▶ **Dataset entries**
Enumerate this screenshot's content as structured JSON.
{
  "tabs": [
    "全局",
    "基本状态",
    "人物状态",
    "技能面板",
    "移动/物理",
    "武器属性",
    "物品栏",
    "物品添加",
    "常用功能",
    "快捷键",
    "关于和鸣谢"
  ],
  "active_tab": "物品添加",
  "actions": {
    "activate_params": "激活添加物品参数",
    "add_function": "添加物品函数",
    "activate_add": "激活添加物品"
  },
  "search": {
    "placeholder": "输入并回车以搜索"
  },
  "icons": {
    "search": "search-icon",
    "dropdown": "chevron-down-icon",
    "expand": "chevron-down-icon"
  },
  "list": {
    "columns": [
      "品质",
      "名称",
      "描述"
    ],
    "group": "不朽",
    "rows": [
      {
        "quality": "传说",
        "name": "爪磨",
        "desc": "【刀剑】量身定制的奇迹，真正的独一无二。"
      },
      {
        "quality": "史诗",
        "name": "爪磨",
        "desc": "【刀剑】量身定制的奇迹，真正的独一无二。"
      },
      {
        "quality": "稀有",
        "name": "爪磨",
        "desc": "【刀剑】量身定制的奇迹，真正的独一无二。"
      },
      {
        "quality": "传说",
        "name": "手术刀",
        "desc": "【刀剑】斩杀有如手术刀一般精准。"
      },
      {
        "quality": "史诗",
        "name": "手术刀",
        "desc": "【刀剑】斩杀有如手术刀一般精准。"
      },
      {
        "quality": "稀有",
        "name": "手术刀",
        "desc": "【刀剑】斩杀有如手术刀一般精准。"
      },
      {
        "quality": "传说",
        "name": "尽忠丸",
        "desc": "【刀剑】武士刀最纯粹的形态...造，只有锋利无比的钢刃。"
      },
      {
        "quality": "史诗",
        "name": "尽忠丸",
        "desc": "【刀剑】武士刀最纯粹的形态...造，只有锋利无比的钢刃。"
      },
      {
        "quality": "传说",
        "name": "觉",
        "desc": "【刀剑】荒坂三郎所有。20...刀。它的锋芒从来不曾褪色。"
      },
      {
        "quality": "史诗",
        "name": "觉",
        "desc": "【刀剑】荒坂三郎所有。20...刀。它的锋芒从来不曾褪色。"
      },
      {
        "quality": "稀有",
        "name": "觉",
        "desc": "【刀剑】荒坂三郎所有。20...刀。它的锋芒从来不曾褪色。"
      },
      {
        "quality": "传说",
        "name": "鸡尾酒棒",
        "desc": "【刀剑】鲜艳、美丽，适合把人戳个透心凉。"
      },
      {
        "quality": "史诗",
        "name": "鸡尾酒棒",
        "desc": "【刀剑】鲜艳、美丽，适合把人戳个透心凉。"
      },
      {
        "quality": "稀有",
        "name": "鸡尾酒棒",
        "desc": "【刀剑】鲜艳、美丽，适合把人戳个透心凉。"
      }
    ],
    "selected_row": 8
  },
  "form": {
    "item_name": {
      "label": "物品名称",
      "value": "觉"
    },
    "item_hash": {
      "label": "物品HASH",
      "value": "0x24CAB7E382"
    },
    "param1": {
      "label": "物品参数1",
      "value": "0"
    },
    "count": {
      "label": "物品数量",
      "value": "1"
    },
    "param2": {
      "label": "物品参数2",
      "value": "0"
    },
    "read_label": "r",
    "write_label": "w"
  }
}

▶ **What is needed**
Word for word, write out all of the data above.

▶ **Result**
Enumerate this screenshot's content as structured JSON.
{
  "tabs": [
    "全局",
    "基本状态",
    "人物状态",
    "技能面板",
    "移动/物理",
    "武器属性",
    "物品栏",
    "物品添加",
    "常用功能",
    "快捷键",
    "关于和鸣谢"
  ],
  "active_tab": "物品添加",
  "actions": {
    "activate_params": "激活添加物品参数",
    "add_function": "添加物品函数",
    "activate_add": "激活添加物品"
  },
  "search": {
    "placeholder": "输入并回车以搜索"
  },
  "icons": {
    "search": "search-icon",
    "dropdown": "chevron-down-icon",
    "expand": "chevron-down-icon"
  },
  "list": {
    "columns": [
      "品质",
      "名称",
      "描述"
    ],
    "group": "不朽",
    "rows": [
      {
        "quality": "传说",
        "name": "爪磨",
        "desc": "【刀剑】量身定制的奇迹，真正的独一无二。"
      },
      {
        "quality": "史诗",
        "name": "爪磨",
        "desc": "【刀剑】量身定制的奇迹，真正的独一无二。"
      },
      {
        "quality": "稀有",
        "name": "爪磨",
        "desc": "【刀剑】量身定制的奇迹，真正的独一无二。"
      },
      {
        "quality": "传说",
        "name": "手术刀",
        "desc": "【刀剑】斩杀有如手术刀一般精准。"
      },
      {
        "quality": "史诗",
        "name": "手术刀",
        "desc": "【刀剑】斩杀有如手术刀一般精准。"
      },
      {
        "quality": "稀有",
        "name": "手术刀",
        "desc": "【刀剑】斩杀有如手术刀一般精准。"
      },
      {
        "quality": "传说",
        "name": "尽忠丸",
        "desc": "【刀剑】武士刀最纯粹的形态...造，只有锋利无比的钢刃。"
      },
      {
        "quality": "史诗",
        "name": "尽忠丸",
        "desc": "【刀剑】武士刀最纯粹的形态...造，只有锋利无比的钢刃。"
      },
      {
        "quality": "传说",
        "name": "觉",
        "desc": "【刀剑】荒坂三郎所有。20...刀。它的锋芒从来不曾褪色。"
      },
      {
        "quality": "史诗",
        "name": "觉",
        "desc": "【刀剑】荒坂三郎所有。20...刀。它的锋芒从来不曾褪色。"
      },
      {
        "quality": "稀有",
        "name": "觉",
        "desc": "【刀剑】荒坂三郎所有。20...刀。它的锋芒从来不曾褪色。"
      },
      {
        "quality": "传说",
        "name": "鸡尾酒棒",
        "desc": "【刀剑】鲜艳、美丽，适合把人戳个透心凉。"
      },
      {
        "quality": "史诗",
        "name": "鸡尾酒棒",
        "desc": "【刀剑】鲜艳、美丽，适合把人戳个透心凉。"
      },
      {
        "quality": "稀有",
        "name": "鸡尾酒棒",
        "desc": "【刀剑】鲜艳、美丽，适合把人戳个透心凉。"
      }
    ],
    "selected_row": 8
  },
  "form": {
    "item_name": {
      "label": "物品名称",
      "value": "觉"
    },
    "item_hash": {
      "label": "物品HASH",
      "value": "0x24CAB7E382"
    },
    "param1": {
      "label": "物品参数1",
      "value": "0"
    },
    "count": {
      "label": "物品数量",
      "value": "1"
    },
    "param2": {
      "label": "物品参数2",
      "value": "0"
    },
    "read_label": "r",
    "write_label": "w"
  }
}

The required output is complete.